WORK TO DO »
Please state how many lines in the records contain the string "text", with no words besides the number.
-- begin --
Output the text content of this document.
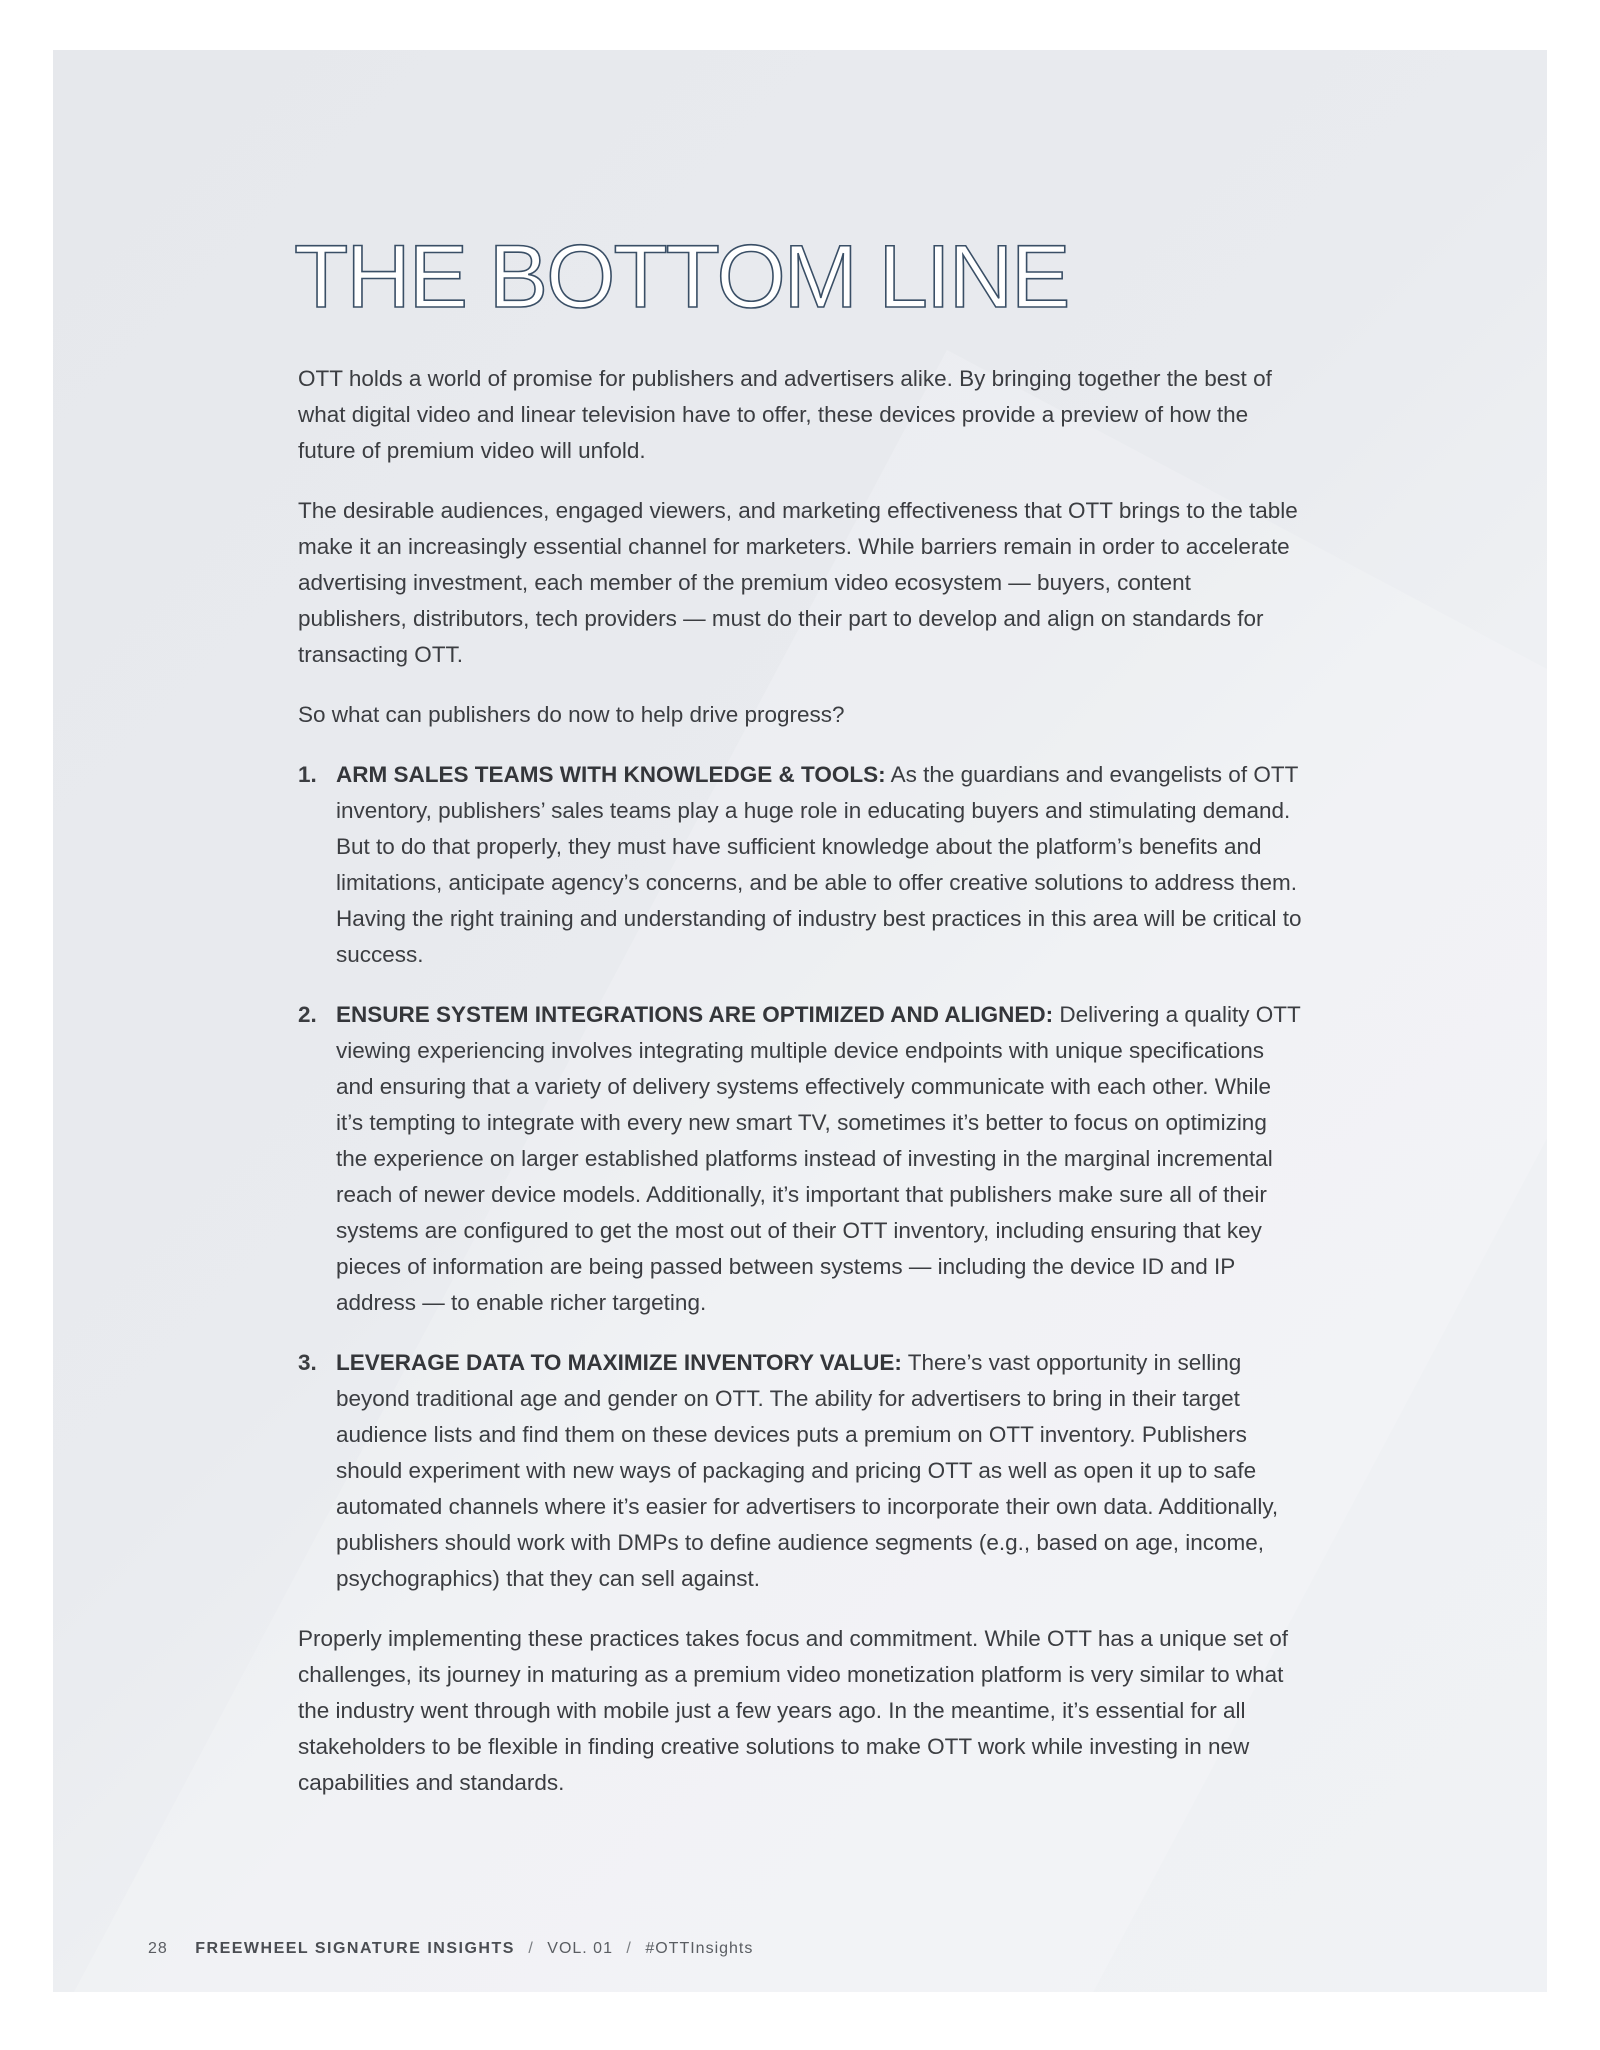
THE BOTTOM LINE

OTT holds a world of promise for publishers and advertisers alike. By bringing together the best of what digital video and linear television have to offer, these devices provide a preview of how the future of premium video will unfold.

The desirable audiences, engaged viewers, and marketing effectiveness that OTT brings to the table make it an increasingly essential channel for marketers. While barriers remain in order to accelerate advertising investment, each member of the premium video ecosystem — buyers, content publishers, distributors, tech providers — must do their part to develop and align on standards for transacting OTT.

So what can publishers do now to help drive progress?

1. ARM SALES TEAMS WITH KNOWLEDGE & TOOLS: As the guardians and evangelists of OTT inventory, publishers’ sales teams play a huge role in educating buyers and stimulating demand. But to do that properly, they must have sufficient knowledge about the platform’s benefits and limitations, anticipate agency’s concerns, and be able to offer creative solutions to address them. Having the right training and understanding of industry best practices in this area will be critical to success.
2. ENSURE SYSTEM INTEGRATIONS ARE OPTIMIZED AND ALIGNED: Delivering a quality OTT viewing experiencing involves integrating multiple device endpoints with unique specifications and ensuring that a variety of delivery systems effectively communicate with each other. While it’s tempting to integrate with every new smart TV, sometimes it’s better to focus on optimizing the experience on larger established platforms instead of investing in the marginal incremental reach of newer device models. Additionally, it’s important that publishers make sure all of their systems are configured to get the most out of their OTT inventory, including ensuring that key pieces of information are being passed between systems — including the device ID and IP address — to enable richer targeting.
3. LEVERAGE DATA TO MAXIMIZE INVENTORY VALUE: There’s vast opportunity in selling beyond traditional age and gender on OTT. The ability for advertisers to bring in their target audience lists and find them on these devices puts a premium on OTT inventory. Publishers should experiment with new ways of packaging and pricing OTT as well as open it up to safe automated channels where it’s easier for advertisers to incorporate their own data. Additionally, publishers should work with DMPs to define audience segments (e.g., based on age, income, psychographics) that they can sell against.

Properly implementing these practices takes focus and commitment. While OTT has a unique set of challenges, its journey in maturing as a premium video monetization platform is very similar to what the industry went through with mobile just a few years ago. In the meantime, it’s essential for all stakeholders to be flexible in finding creative solutions to make OTT work while investing in new capabilities and standards.

28 FREEWHEEL SIGNATURE INSIGHTS / VOL. 01 / #OTTInsights
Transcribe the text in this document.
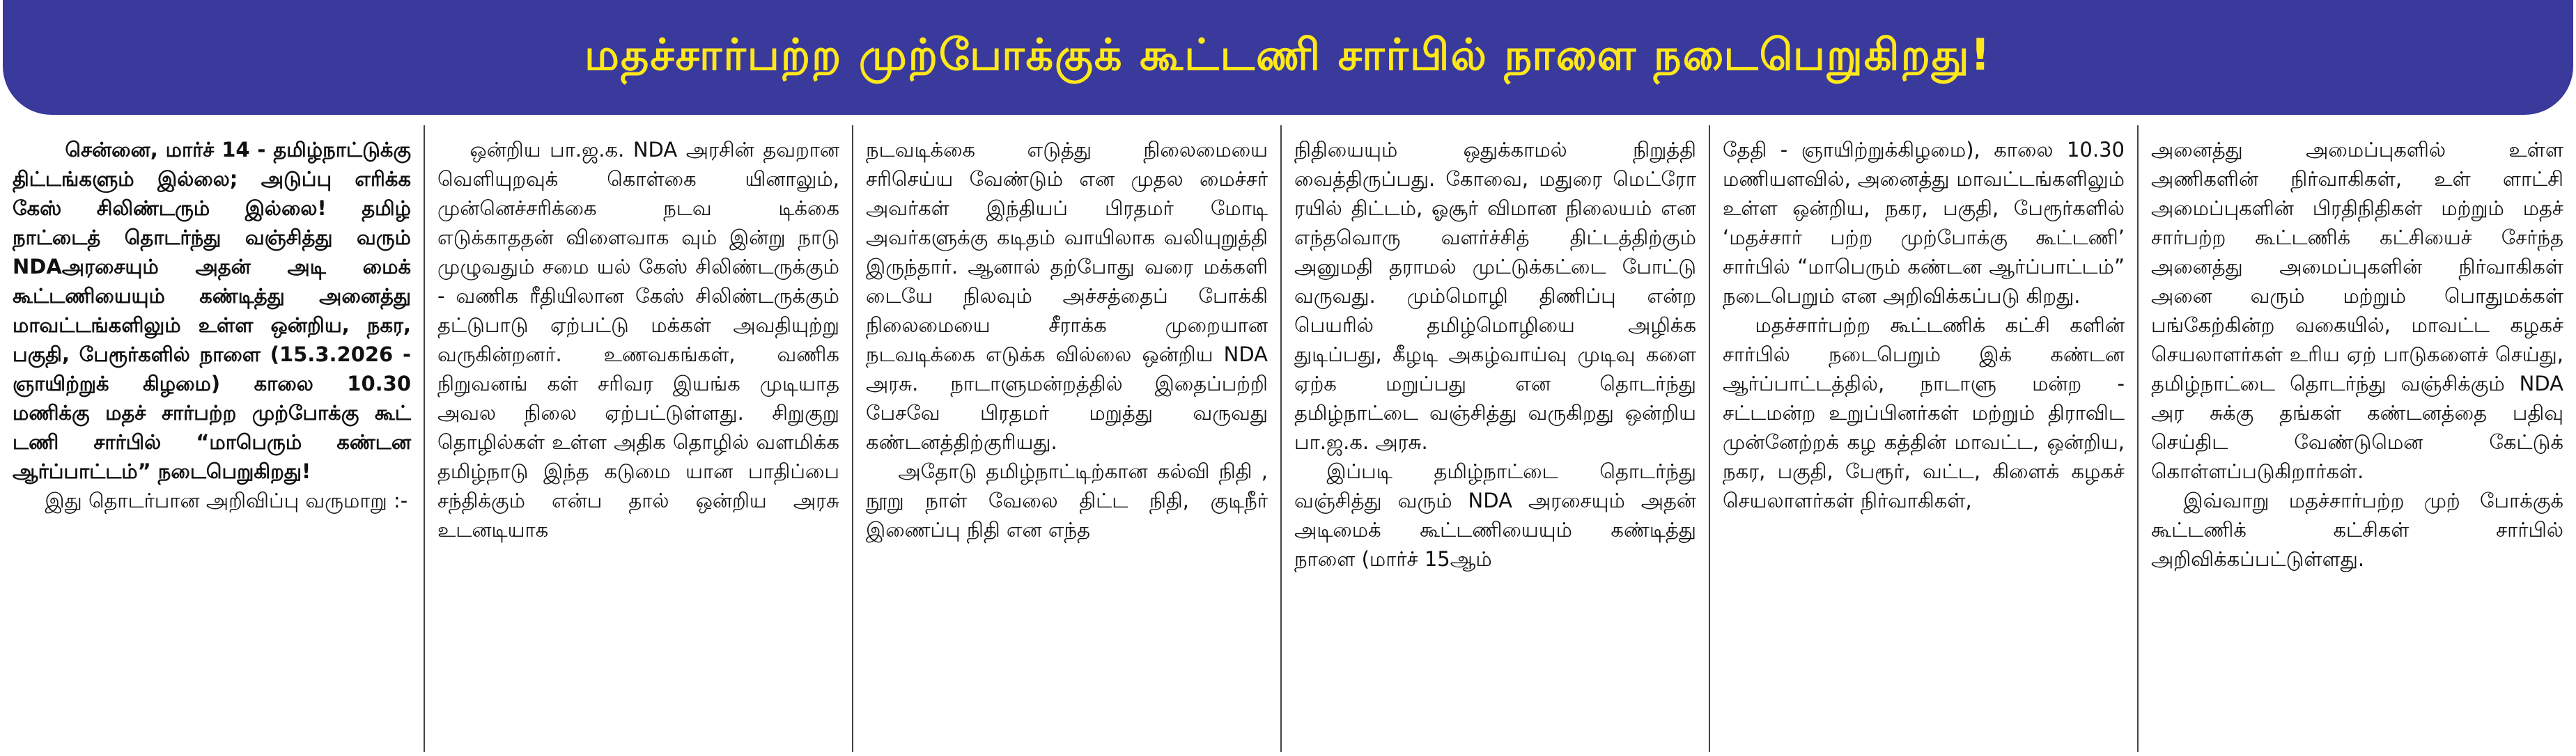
மதச்சார்பற்ற முற்போக்குக் கூட்டணி சார்பில் நாளை நடைபெறுகிறது!

சென்னை, மார்ச் 14 - தமிழ்நாட்டுக்கு திட்டங்களும் இல்லை; அடுப்பு எரிக்க கேஸ் சிலிண்டரும் இல்லை! தமிழ் நாட்டைத் தொடர்ந்து வஞ்சித்து வரும் NDAஅரசையும் அதன் அடி மைக் கூட்டணியையும் கண்டித்து அனைத்து மாவட்டங்களிலும் உள்ள ஒன்றிய, நகர, பகுதி, பேரூர்களில் நாளை (15.3.2026 - ஞாயிற்றுக் கிழமை) காலை 10.30 மணிக்கு மதச் சார்பற்ற முற்போக்கு கூட் டணி சார்பில் “மாபெரும் கண்டன ஆர்ப்பாட்டம்” நடைபெறுகிறது!

இது தொடர்பான அறிவிப்பு வருமாறு :-

ஒன்றிய பா.ஜ.க. NDA அரசின் தவறான வெளியுறவுக் கொள்கை யினாலும், முன்னெச்சரிக்கை நடவ டிக்கை எடுக்காததன் விளைவாக வும் இன்று நாடு முழுவதும் சமை யல் கேஸ் சிலிண்டருக்கும் - வணிக ரீதியிலான கேஸ் சிலிண்டருக்கும் தட்டுபாடு ஏற்பட்டு மக்கள் அவதியுற்று வருகின்றனர். உணவகங்கள், வணிக நிறுவனங் கள் சரிவர இயங்க முடியாத அவல நிலை ஏற்பட்டுள்ளது. சிறுகுறு தொழில்கள் உள்ள அதிக தொழில் வளமிக்க தமிழ்நாடு இந்த கடுமை யான பாதிப்பை சந்திக்கும் என்ப தால் ஒன்றிய அரசு உடனடியாக

நடவடிக்கை எடுத்து நிலைமையை சரிசெய்ய வேண்டும் என முதல மைச்சர் அவர்கள் இந்தியப் பிரதமர் மோடி அவர்களுக்கு கடிதம் வாயிலாக வலியுறுத்தி இருந்தார். ஆனால் தற்போது வரை மக்களி டையே நிலவும் அச்சத்தைப் போக்கி நிலைமையை சீராக்க முறையான நடவடிக்கை எடுக்க வில்லை ஒன்றிய NDA அரசு. நாடாளுமன்றத்தில் இதைப்பற்றி பேசவே பிரதமர் மறுத்து வருவது கண்டனத்திற்குரியது.

அதோடு தமிழ்நாட்டிற்கான கல்வி நிதி , நூறு நாள் வேலை திட்ட நிதி, குடிநீர் இணைப்பு நிதி என எந்த

நிதியையும் ஒதுக்காமல் நிறுத்தி வைத்திருப்பது. கோவை, மதுரை மெட்ரோ ரயில் திட்டம், ஓசூர் விமான நிலையம் என எந்தவொரு வளர்ச்சித் திட்டத்திற்கும் அனுமதி தராமல் முட்டுக்கட்டை போட்டு வருவது. மும்மொழி திணிப்பு என்ற பெயரில் தமிழ்மொழியை அழிக்க துடிப்பது, கீழடி அகழ்வாய்வு முடிவு களை ஏற்க மறுப்பது என தொடர்ந்து தமிழ்நாட்டை வஞ்சித்து வருகிறது ஒன்றிய பா.ஜ.க. அரசு.

இப்படி தமிழ்நாட்டை தொடர்ந்து வஞ்சித்து வரும் NDA அரசையும் அதன் அடிமைக் கூட்டணியையும் கண்டித்து நாளை (மார்ச் 15ஆம்

தேதி - ஞாயிற்றுக்கிழமை), காலை 10.30 மணியளவில், அனைத்து மாவட்டங்களிலும் உள்ள ஒன்றிய, நகர, பகுதி, பேரூர்களில் ‘மதச்சார் பற்ற முற்போக்கு கூட்டணி’ சார்பில் “மாபெரும் கண்டன ஆர்ப்பாட்டம்” நடைபெறும் என அறிவிக்கப்படு கிறது.

மதச்சார்பற்ற கூட்டணிக் கட்சி களின் சார்பில் நடைபெறும் இக் கண்டன ஆர்ப்பாட்டத்தில், நாடாளு மன்ற - சட்டமன்ற உறுப்பினர்கள் மற்றும் திராவிட முன்னேற்றக் கழ கத்தின் மாவட்ட, ஒன்றிய, நகர, பகுதி, பேரூர், வட்ட, கிளைக் கழகச் செயலாளர்கள் நிர்வாகிகள்,

அனைத்து அமைப்புகளில் உள்ள அணிகளின் நிர்வாகிகள், உள் ளாட்சி அமைப்புகளின் பிரதிநிதிகள் மற்றும் மதச் சார்பற்ற கூட்டணிக் கட்சியைச் சேர்ந்த அனைத்து அமைப்புகளின் நிர்வாகிகள் அனை வரும் மற்றும் பொதுமக்கள் பங்கேற்கின்ற வகையில், மாவட்ட கழகச் செயலாளர்கள் உரிய ஏற் பாடுகளைச் செய்து, தமிழ்நாட்டை தொடர்ந்து வஞ்சிக்கும் NDA அர சுக்கு தங்கள் கண்டனத்தை பதிவு செய்திட வேண்டுமென கேட்டுக் கொள்ளப்படுகிறார்கள்.

இவ்வாறு மதச்சார்பற்ற முற் போக்குக் கூட்டணிக் கட்சிகள் சார்பில் அறிவிக்கப்பட்டுள்ளது.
-- end --
CORRECT RESULT »
2